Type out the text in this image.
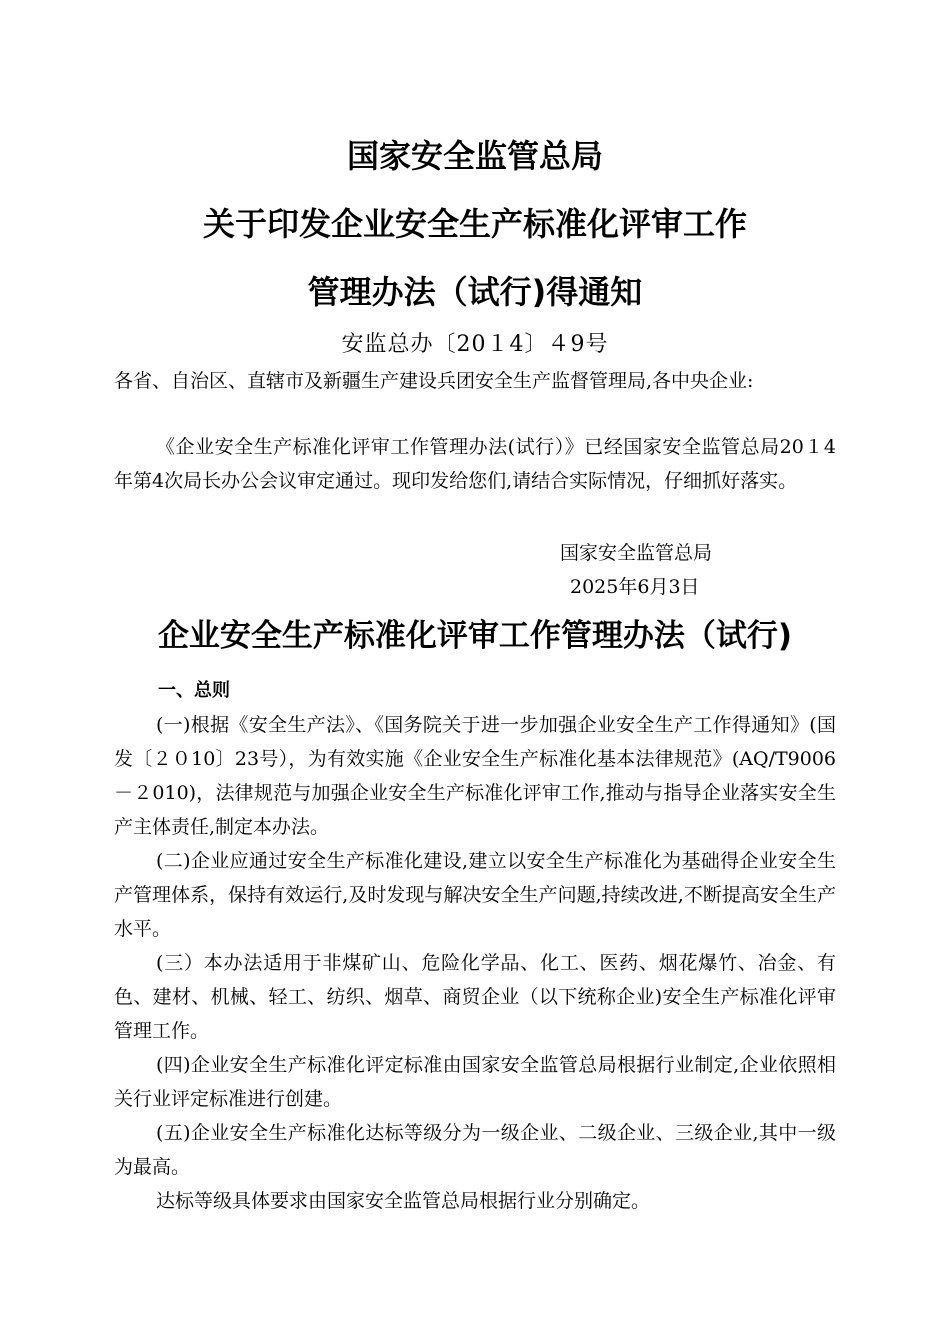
国家安全监管总局
关于印发企业安全生产标准化评审工作
管理办法（试行)得通知
安监总办〔20１4〕４9号
各省、自治区、直辖市及新疆生产建设兵团安全生产监督管理局,各中央企业:
《企业安全生产标准化评审工作管理办法(试行）》已经国家安全监管总局20１4年第4次局长办公会议审定通过。现印发给您们,请结合实际情况，仔细抓好落实。
国家安全监管总局
2025年6月3日
企业安全生产标准化评审工作管理办法（试行)
一、总则
(一)根据《安全生产法》、《国务院关于进一步加强企业安全生产工作得通知》(国发〔２０10〕23号），为有效实施《企业安全生产标准化基本法律规范》(AQ/T9006－２010)，法律规范与加强企业安全生产标准化评审工作,推动与指导企业落实安全生产主体责任,制定本办法。
(二)企业应通过安全生产标准化建设,建立以安全生产标准化为基础得企业安全生产管理体系，保持有效运行,及时发现与解决安全生产问题,持续改进,不断提高安全生产水平。
(三）本办法适用于非煤矿山、危险化学品、化工、医药、烟花爆竹、冶金、有色、建材、机械、轻工、纺织、烟草、商贸企业（以下统称企业)安全生产标准化评审管理工作。
(四)企业安全生产标准化评定标准由国家安全监管总局根据行业制定,企业依照相关行业评定标准进行创建。
(五)企业安全生产标准化达标等级分为一级企业、二级企业、三级企业,其中一级为最高。
达标等级具体要求由国家安全监管总局根据行业分别确定。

-- -- --

**EXERCISE AIM:**
Give every line back word for word and leave the pictures out.

**SOLUTION TO THIS PROBLEM:**
Type out the text in this image.
国家安全监管总局
关于印发企业安全生产标准化评审工作
管理办法（试行)得通知
安监总办〔20１4〕４9号
各省、自治区、直辖市及新疆生产建设兵团安全生产监督管理局,各中央企业:
《企业安全生产标准化评审工作管理办法(试行）》已经国家安全监管总局20１4年第4次局长办公会议审定通过。现印发给您们,请结合实际情况，仔细抓好落实。
国家安全监管总局
2025年6月3日
企业安全生产标准化评审工作管理办法（试行)
一、总则
(一)根据《安全生产法》、《国务院关于进一步加强企业安全生产工作得通知》(国发〔２０10〕23号），为有效实施《企业安全生产标准化基本法律规范》(AQ/T9006－２010)，法律规范与加强企业安全生产标准化评审工作,推动与指导企业落实安全生产主体责任,制定本办法。
(二)企业应通过安全生产标准化建设,建立以安全生产标准化为基础得企业安全生产管理体系，保持有效运行,及时发现与解决安全生产问题,持续改进,不断提高安全生产水平。
(三）本办法适用于非煤矿山、危险化学品、化工、医药、烟花爆竹、冶金、有色、建材、机械、轻工、纺织、烟草、商贸企业（以下统称企业)安全生产标准化评审管理工作。
(四)企业安全生产标准化评定标准由国家安全监管总局根据行业制定,企业依照相关行业评定标准进行创建。
(五)企业安全生产标准化达标等级分为一级企业、二级企业、三级企业,其中一级为最高。
达标等级具体要求由国家安全监管总局根据行业分别确定。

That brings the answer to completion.